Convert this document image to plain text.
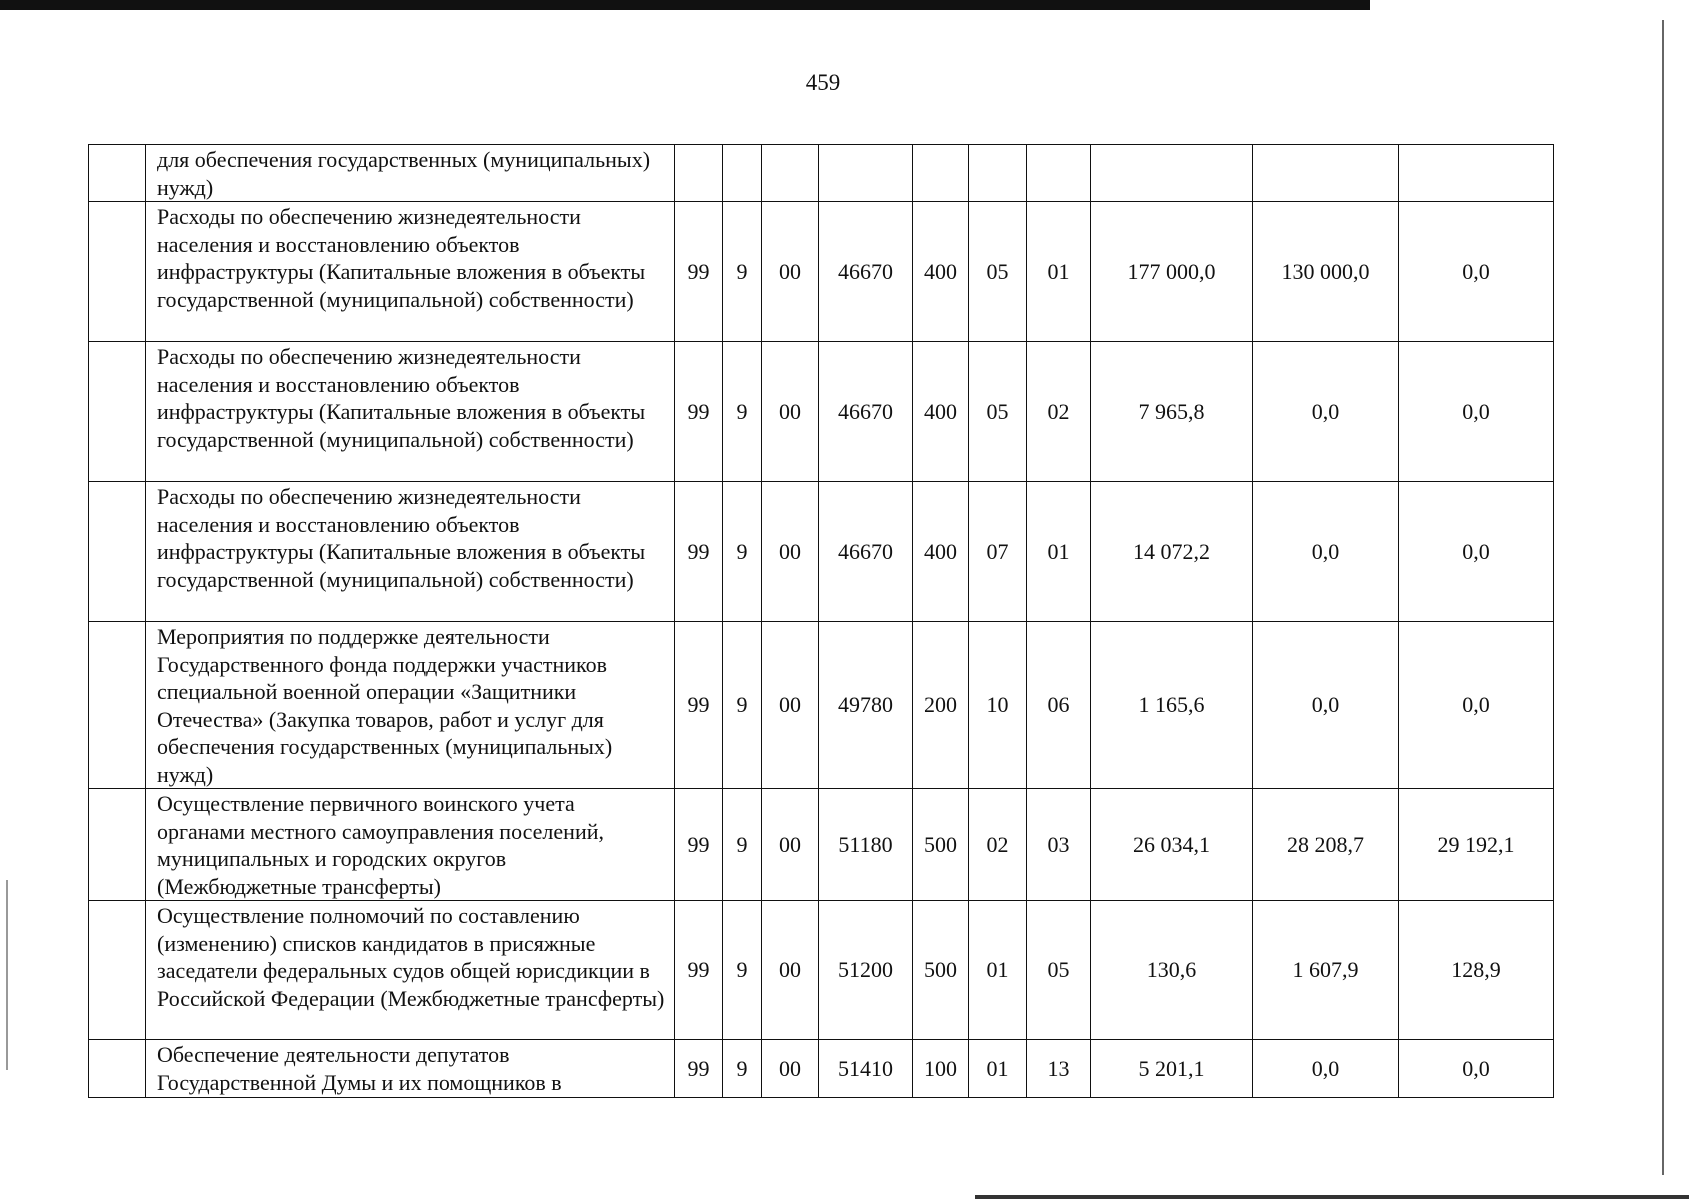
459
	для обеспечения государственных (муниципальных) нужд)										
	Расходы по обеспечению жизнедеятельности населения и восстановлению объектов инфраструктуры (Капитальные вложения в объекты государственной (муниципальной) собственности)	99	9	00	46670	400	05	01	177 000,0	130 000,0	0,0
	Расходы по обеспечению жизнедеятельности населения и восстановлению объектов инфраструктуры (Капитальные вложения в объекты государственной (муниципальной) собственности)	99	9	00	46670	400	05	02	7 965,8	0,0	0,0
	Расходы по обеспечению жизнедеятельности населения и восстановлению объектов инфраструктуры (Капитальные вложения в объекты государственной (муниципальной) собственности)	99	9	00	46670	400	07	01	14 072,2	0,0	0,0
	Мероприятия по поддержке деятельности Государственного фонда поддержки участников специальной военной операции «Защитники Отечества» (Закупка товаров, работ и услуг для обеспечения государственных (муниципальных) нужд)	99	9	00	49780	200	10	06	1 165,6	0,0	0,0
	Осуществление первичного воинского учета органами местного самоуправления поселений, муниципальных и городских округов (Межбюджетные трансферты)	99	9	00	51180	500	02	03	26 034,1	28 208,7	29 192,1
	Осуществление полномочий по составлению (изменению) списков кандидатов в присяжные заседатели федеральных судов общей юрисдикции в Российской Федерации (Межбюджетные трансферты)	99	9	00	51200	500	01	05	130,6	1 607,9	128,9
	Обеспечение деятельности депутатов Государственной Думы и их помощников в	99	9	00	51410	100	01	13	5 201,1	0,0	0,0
· · ·
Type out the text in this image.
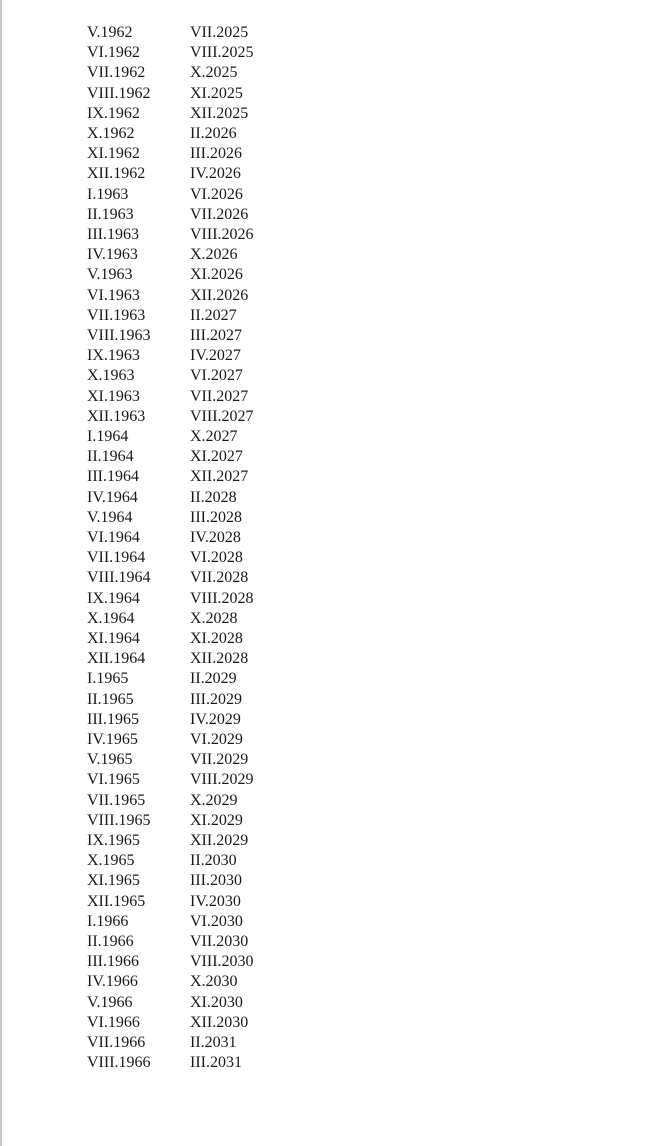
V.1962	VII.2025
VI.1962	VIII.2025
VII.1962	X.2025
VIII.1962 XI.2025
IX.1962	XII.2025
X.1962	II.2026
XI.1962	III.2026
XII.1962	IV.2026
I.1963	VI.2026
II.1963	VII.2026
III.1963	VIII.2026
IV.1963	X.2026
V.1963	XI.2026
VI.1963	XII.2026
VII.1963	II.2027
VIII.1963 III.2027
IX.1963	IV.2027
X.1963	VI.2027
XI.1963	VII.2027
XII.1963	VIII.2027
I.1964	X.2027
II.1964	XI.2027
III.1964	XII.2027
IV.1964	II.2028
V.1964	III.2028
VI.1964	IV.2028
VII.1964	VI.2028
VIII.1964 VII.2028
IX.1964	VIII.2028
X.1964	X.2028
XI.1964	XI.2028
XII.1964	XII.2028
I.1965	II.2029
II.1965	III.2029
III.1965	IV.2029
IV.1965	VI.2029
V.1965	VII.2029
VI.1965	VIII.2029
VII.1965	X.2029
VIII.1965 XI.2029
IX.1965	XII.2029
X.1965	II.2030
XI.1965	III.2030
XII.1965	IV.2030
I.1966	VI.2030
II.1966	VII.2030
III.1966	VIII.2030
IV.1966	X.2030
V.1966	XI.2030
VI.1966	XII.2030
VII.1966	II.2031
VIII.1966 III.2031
· · ·
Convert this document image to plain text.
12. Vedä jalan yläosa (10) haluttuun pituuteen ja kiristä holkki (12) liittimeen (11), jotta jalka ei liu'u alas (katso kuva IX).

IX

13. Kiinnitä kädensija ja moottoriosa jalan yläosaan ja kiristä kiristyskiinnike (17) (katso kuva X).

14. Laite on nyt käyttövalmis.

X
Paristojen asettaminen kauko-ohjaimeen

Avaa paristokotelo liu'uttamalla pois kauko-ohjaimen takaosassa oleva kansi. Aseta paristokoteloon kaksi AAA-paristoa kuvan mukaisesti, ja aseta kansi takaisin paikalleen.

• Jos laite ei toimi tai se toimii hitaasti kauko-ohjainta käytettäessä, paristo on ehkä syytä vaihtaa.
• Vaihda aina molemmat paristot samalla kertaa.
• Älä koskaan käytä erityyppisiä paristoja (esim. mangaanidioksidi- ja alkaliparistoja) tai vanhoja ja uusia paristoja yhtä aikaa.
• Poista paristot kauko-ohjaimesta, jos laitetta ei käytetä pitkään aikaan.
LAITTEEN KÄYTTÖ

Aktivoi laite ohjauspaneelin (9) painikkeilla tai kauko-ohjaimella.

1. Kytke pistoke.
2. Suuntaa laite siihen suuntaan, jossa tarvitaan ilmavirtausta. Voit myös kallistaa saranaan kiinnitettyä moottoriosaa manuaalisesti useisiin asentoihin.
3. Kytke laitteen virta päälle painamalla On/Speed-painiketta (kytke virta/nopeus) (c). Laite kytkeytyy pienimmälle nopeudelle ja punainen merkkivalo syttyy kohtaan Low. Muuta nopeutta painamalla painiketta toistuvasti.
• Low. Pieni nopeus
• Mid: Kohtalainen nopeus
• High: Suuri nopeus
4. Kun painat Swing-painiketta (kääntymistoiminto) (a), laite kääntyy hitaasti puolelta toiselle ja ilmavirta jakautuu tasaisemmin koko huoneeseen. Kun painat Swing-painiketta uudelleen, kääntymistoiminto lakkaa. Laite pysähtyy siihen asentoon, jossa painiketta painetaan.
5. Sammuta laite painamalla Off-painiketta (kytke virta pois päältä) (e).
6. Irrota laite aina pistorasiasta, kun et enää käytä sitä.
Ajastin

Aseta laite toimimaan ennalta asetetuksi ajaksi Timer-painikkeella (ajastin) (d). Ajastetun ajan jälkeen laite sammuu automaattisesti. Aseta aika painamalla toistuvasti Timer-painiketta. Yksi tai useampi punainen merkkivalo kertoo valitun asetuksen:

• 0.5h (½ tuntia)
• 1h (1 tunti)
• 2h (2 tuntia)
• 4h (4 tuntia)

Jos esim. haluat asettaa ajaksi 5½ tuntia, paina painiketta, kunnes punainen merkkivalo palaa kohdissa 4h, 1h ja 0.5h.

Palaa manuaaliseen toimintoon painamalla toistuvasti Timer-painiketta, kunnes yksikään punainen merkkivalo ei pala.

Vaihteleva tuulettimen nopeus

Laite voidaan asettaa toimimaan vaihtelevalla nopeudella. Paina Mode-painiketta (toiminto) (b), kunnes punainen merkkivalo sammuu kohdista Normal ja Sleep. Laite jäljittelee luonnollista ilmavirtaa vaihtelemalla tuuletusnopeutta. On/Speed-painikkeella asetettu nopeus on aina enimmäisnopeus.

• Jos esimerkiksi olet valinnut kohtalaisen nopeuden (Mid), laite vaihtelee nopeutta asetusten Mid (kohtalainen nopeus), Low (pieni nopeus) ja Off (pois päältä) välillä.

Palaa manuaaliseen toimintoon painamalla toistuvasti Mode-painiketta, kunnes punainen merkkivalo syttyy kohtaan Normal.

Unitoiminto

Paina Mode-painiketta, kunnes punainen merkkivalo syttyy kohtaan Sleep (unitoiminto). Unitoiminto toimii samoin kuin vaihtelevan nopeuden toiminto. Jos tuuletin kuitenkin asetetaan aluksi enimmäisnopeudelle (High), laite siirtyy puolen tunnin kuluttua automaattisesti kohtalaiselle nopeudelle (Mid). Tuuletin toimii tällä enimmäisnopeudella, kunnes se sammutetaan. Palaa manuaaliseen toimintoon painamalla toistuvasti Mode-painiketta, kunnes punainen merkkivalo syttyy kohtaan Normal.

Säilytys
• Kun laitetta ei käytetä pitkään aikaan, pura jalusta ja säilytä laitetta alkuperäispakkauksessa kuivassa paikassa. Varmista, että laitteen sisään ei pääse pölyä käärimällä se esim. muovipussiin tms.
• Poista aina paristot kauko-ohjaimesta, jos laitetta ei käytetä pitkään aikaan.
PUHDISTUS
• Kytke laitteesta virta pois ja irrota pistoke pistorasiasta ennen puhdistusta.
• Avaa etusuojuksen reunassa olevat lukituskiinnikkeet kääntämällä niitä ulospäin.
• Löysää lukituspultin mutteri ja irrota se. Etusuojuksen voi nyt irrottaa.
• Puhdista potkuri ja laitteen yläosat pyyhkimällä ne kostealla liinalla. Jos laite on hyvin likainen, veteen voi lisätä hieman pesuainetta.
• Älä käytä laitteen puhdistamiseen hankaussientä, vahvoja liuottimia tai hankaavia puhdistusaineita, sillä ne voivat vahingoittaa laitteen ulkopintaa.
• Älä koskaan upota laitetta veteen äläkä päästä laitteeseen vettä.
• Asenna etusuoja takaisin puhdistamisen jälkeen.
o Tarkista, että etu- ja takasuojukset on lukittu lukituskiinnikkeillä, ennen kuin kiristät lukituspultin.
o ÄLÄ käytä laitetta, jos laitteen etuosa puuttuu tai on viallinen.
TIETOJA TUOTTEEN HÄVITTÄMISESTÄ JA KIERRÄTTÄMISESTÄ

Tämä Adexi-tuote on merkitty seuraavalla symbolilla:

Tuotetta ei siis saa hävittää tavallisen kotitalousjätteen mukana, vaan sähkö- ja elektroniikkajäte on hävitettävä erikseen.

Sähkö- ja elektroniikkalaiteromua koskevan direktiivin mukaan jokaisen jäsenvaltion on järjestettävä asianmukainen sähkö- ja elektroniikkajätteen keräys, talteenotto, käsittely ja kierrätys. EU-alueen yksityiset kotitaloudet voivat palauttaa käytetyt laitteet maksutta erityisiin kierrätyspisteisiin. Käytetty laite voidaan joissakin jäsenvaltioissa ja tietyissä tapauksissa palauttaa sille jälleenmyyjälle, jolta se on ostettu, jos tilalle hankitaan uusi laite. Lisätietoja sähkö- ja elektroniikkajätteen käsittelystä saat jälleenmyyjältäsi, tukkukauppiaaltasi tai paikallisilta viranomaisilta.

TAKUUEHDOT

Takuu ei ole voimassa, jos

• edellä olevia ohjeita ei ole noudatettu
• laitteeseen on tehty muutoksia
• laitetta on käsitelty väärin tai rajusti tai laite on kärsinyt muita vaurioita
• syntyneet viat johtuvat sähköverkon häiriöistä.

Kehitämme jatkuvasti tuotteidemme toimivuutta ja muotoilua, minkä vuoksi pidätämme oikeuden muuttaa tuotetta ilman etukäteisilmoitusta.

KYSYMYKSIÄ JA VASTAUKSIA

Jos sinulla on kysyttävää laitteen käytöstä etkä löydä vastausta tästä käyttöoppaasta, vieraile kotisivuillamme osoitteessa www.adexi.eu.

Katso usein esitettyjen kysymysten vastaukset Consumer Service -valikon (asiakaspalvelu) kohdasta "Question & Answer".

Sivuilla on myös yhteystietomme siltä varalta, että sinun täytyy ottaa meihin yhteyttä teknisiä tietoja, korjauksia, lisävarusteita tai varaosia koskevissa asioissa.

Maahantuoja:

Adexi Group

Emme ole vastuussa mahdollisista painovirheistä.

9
· · ·
Your task ▸ Search the records above for the string "lukituspultin". Copy every line that contains it.

Written response ▸
• Löysää lukituspultin mutteri ja irrota se. Etusuojuksen voi nyt irrottaa.
o Tarkista, että etu- ja takasuojukset on lukittu lukituskiinnikkeillä, ennen kuin kiristät lukituspultin.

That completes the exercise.